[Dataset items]
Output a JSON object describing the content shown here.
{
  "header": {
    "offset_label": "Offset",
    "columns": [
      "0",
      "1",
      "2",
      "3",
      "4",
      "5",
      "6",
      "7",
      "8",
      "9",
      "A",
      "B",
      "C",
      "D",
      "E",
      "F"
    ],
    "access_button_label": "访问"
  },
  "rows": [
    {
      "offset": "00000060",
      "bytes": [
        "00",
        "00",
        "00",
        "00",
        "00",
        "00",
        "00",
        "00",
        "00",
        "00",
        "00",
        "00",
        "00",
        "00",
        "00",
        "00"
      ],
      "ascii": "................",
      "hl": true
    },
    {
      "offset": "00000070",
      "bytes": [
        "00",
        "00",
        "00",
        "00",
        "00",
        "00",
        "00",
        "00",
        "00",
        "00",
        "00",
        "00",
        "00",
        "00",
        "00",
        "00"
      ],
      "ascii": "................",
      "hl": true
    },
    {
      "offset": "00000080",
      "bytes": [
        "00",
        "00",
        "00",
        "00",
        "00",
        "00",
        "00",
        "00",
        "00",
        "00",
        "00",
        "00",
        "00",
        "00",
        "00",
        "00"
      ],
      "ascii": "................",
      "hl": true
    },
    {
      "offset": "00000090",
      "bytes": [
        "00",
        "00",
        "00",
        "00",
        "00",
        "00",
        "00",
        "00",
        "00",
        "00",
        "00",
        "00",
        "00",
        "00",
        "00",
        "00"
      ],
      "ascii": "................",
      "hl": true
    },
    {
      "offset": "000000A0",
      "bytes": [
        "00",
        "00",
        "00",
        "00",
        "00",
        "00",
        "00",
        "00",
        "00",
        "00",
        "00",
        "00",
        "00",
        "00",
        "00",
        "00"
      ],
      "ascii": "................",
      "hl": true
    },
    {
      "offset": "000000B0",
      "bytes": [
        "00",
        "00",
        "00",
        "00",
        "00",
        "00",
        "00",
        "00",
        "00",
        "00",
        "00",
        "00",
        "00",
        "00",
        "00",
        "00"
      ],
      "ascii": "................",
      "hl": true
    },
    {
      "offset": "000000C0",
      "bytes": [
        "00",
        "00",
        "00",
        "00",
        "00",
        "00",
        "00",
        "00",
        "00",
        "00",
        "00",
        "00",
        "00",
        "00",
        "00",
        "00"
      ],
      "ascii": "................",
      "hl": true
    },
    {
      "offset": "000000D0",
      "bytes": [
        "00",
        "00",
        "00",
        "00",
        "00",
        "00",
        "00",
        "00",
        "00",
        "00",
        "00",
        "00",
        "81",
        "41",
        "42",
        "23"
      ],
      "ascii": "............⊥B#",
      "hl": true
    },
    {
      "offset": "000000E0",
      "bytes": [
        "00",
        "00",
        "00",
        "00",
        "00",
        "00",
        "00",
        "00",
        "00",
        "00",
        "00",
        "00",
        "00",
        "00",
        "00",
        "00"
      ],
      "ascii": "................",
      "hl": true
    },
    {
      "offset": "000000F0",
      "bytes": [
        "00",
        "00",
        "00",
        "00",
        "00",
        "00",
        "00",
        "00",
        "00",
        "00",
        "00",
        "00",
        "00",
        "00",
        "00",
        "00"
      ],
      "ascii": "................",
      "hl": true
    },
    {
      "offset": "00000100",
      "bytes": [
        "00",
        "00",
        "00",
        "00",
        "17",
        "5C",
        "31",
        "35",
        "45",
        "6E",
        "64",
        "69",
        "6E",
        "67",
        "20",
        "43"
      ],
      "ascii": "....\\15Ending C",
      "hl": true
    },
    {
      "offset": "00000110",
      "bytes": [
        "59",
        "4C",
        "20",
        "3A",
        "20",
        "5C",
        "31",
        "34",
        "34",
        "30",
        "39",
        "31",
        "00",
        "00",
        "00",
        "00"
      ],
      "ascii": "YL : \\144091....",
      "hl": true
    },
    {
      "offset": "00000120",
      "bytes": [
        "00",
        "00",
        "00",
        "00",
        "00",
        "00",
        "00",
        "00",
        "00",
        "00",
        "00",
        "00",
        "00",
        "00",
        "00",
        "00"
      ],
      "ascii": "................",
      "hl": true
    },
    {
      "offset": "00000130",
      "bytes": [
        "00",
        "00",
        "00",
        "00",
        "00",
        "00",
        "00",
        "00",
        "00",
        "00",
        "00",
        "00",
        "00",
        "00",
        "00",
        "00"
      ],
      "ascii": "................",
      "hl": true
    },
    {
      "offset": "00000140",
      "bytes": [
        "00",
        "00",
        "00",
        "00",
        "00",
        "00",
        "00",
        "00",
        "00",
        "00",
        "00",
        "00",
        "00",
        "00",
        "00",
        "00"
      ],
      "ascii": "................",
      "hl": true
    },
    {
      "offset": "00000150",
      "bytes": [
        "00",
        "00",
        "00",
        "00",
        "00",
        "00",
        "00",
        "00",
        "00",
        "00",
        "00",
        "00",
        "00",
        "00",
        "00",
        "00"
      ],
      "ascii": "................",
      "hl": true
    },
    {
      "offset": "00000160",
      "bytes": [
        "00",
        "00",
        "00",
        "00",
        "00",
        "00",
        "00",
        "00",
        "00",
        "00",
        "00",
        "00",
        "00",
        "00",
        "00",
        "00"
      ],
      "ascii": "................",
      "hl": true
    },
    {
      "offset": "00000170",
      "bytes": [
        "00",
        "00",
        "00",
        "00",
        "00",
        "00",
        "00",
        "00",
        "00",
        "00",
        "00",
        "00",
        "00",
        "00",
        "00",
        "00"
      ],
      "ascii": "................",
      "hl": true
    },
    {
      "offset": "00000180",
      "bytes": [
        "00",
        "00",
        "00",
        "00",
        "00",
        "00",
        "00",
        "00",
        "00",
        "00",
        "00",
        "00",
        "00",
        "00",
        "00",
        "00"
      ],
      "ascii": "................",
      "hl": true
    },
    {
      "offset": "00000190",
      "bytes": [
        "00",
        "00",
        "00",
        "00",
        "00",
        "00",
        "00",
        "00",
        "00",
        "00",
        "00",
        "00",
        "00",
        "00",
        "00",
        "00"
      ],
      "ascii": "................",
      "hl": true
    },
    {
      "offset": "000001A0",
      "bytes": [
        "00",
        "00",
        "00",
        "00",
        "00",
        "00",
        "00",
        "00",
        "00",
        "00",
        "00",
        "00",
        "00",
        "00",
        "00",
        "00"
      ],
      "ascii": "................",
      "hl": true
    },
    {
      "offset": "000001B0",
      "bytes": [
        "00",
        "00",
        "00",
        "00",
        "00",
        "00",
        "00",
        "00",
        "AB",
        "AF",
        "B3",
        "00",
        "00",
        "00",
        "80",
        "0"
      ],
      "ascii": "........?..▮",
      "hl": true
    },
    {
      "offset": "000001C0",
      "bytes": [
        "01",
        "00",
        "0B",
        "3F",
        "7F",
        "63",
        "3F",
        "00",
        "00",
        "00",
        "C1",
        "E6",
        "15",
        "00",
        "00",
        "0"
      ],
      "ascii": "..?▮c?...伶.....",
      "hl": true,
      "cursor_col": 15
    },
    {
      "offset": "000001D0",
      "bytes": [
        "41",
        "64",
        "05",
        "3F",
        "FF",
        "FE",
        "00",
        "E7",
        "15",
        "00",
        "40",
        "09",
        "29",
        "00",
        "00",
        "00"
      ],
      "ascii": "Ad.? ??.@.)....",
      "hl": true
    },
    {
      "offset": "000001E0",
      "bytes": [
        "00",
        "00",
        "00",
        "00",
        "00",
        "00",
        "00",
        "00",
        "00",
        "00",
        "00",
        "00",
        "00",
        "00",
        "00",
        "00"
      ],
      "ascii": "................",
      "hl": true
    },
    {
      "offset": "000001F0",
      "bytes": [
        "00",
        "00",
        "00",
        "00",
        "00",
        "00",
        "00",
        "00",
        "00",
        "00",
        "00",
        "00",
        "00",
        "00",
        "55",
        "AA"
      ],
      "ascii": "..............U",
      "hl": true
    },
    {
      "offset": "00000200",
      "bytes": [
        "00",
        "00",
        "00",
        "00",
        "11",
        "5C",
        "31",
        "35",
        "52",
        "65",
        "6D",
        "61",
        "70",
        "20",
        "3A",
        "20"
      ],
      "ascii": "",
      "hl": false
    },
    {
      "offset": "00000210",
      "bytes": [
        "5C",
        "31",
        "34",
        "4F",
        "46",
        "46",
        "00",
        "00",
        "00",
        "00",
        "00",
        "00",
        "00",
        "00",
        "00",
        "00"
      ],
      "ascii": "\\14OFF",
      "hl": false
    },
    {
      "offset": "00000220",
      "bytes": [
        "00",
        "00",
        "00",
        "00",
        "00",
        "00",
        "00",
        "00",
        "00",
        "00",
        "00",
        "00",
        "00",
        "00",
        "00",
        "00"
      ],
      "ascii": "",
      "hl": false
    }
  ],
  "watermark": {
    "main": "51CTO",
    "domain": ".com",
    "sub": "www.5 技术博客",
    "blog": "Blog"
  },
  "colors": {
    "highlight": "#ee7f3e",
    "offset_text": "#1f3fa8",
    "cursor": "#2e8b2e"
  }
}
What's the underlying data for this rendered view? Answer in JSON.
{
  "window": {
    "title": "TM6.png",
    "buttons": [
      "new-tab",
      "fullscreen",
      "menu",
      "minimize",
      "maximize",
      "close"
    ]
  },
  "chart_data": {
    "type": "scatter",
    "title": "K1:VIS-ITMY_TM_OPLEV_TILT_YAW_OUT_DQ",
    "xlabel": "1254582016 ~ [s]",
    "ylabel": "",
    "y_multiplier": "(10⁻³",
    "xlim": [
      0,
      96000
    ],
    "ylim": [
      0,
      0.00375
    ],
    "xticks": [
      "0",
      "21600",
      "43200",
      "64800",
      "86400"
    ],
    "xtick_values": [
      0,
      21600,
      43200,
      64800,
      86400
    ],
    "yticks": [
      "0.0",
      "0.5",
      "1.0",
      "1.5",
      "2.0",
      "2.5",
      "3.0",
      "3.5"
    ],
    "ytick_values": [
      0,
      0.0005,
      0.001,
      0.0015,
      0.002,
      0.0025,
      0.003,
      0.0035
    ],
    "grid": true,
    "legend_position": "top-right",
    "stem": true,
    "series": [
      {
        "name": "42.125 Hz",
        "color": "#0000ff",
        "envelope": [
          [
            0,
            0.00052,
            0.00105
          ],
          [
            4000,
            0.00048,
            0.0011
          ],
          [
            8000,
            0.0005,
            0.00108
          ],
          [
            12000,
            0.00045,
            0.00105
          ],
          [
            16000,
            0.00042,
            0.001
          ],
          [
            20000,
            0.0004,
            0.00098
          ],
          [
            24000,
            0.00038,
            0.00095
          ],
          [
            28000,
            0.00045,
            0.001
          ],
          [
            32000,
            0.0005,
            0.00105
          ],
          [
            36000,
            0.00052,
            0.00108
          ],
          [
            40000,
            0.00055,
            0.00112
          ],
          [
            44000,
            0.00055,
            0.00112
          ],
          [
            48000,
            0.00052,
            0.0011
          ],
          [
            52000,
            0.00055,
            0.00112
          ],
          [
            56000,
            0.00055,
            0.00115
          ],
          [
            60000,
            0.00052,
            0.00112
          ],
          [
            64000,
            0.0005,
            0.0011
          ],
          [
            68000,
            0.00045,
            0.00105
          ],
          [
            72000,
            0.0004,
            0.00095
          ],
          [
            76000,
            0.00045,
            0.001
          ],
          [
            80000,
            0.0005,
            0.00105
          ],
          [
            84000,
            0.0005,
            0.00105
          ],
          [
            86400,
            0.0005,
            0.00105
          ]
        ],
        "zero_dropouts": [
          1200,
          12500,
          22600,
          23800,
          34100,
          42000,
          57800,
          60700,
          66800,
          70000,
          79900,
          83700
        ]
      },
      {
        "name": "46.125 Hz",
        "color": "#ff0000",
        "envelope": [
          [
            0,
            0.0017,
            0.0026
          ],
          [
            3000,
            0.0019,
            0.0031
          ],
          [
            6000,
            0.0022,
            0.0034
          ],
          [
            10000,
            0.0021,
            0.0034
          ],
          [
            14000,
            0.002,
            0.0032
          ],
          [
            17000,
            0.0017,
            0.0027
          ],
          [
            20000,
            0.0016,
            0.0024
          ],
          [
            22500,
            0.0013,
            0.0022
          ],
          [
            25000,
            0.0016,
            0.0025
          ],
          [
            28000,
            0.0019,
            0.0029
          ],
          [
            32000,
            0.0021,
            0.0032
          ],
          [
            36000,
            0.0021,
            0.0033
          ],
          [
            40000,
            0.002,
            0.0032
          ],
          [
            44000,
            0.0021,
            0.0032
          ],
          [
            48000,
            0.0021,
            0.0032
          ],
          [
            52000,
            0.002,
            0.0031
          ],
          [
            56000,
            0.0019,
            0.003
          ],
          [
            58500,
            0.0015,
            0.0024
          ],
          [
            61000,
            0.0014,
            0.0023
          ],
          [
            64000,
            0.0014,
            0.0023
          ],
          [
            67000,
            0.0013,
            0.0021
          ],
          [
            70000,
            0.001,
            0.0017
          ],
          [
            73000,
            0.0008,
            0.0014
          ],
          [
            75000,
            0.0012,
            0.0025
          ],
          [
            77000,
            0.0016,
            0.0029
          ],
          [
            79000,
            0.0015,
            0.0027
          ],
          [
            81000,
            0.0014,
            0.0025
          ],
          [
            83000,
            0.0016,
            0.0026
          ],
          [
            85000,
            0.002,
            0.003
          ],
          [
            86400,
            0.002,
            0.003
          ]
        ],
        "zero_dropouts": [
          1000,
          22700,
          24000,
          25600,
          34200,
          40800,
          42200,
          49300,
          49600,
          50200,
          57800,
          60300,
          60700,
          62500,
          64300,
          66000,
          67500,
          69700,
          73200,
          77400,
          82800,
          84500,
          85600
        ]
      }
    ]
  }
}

* Problem to solve: Show every line that contains the word "title".

* Finished task:
    "title": "TM6.png",
    "title": "K1:VIS-ITMY_TM_OPLEV_TILT_YAW_OUT_DQ",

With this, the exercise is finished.